Task prompt:
Report every line in the listing that contains the string "ylabel".

[Dataset entries]

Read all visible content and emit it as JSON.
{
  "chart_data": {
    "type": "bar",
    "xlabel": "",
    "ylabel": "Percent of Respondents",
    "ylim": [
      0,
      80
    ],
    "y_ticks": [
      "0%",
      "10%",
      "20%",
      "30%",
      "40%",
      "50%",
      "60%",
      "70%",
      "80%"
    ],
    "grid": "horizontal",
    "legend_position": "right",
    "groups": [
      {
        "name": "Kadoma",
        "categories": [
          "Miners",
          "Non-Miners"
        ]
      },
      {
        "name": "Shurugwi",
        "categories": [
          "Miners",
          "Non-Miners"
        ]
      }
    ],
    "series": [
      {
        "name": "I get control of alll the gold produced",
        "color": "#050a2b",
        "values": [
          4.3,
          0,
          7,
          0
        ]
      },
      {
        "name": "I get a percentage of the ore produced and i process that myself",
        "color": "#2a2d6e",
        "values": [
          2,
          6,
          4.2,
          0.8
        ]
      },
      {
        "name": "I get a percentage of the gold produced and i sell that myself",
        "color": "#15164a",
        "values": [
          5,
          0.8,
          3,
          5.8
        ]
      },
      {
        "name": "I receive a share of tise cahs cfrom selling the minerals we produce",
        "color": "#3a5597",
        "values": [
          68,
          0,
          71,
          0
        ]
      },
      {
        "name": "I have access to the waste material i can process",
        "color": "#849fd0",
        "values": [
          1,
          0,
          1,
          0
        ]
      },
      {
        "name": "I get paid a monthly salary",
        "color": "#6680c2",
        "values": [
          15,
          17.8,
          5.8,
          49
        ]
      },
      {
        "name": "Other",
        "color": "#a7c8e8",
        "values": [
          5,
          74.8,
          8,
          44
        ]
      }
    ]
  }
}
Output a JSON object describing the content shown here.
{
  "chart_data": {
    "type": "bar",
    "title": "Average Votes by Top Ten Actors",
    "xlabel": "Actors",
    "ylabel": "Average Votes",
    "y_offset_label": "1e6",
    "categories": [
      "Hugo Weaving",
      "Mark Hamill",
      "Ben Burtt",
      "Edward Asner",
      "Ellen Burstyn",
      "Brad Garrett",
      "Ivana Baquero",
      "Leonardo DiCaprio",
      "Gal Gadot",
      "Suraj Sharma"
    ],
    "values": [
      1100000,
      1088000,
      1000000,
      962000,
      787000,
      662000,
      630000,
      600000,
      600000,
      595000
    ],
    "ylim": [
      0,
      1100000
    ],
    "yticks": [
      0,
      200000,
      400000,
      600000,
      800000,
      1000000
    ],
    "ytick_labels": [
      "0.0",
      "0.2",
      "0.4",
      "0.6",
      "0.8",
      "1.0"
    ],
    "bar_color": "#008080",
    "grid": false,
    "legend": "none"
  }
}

Task response:
    "ylabel": "Percent of Respondents",
    "ylabel": "Average Votes",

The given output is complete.